• [Exercise brief] Records follow. Select each line holding "location".

• [Dataset excerpts]
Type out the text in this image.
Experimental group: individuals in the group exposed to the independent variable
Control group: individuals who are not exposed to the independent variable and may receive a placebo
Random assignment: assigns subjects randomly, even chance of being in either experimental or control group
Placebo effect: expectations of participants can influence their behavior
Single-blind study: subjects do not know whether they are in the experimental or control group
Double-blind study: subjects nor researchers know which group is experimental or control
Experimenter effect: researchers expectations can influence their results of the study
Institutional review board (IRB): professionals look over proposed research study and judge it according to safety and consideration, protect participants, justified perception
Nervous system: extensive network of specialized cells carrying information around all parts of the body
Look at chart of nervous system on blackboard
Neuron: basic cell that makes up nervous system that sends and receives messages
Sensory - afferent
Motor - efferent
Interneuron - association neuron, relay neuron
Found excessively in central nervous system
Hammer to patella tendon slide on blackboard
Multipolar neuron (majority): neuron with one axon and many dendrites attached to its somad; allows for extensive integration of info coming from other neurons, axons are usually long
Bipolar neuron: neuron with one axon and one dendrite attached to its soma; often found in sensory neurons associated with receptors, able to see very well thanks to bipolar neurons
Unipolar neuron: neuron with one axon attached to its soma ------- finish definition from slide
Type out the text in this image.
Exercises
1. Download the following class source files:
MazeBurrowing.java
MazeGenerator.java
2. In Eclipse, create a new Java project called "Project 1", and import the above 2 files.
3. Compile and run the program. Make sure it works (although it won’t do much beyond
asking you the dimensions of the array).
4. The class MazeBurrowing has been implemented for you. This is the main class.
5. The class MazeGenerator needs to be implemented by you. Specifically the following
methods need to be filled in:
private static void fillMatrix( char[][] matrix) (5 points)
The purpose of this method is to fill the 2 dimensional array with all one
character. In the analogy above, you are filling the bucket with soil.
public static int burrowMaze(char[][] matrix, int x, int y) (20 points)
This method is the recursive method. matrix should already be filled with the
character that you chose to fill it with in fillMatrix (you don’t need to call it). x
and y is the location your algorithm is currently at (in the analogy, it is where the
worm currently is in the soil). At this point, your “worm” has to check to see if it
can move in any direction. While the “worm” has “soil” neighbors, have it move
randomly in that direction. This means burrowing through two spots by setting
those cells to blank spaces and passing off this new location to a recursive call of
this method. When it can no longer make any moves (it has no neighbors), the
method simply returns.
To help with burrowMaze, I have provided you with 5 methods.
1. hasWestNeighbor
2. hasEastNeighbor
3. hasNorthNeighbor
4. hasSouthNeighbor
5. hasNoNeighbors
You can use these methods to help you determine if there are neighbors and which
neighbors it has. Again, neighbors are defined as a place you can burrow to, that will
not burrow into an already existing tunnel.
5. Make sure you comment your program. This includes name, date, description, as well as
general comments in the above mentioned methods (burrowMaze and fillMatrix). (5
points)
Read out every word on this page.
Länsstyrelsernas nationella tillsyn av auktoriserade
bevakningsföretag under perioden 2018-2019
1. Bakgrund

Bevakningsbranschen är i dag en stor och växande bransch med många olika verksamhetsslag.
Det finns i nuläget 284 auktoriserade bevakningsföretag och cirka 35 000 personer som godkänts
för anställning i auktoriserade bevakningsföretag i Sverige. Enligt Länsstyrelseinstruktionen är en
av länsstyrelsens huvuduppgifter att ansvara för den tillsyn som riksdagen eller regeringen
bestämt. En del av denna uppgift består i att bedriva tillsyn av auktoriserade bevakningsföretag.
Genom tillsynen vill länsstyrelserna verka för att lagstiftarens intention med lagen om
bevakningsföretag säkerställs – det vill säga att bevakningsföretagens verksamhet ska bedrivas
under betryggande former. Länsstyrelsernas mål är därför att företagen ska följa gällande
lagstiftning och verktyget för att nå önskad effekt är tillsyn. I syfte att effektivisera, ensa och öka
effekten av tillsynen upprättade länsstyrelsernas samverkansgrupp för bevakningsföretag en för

• [Output of the exercise]
and y is the location your algorithm is currently at (in the analogy, it is where the
those cells to blank spaces and passing off this new location to a recursive call of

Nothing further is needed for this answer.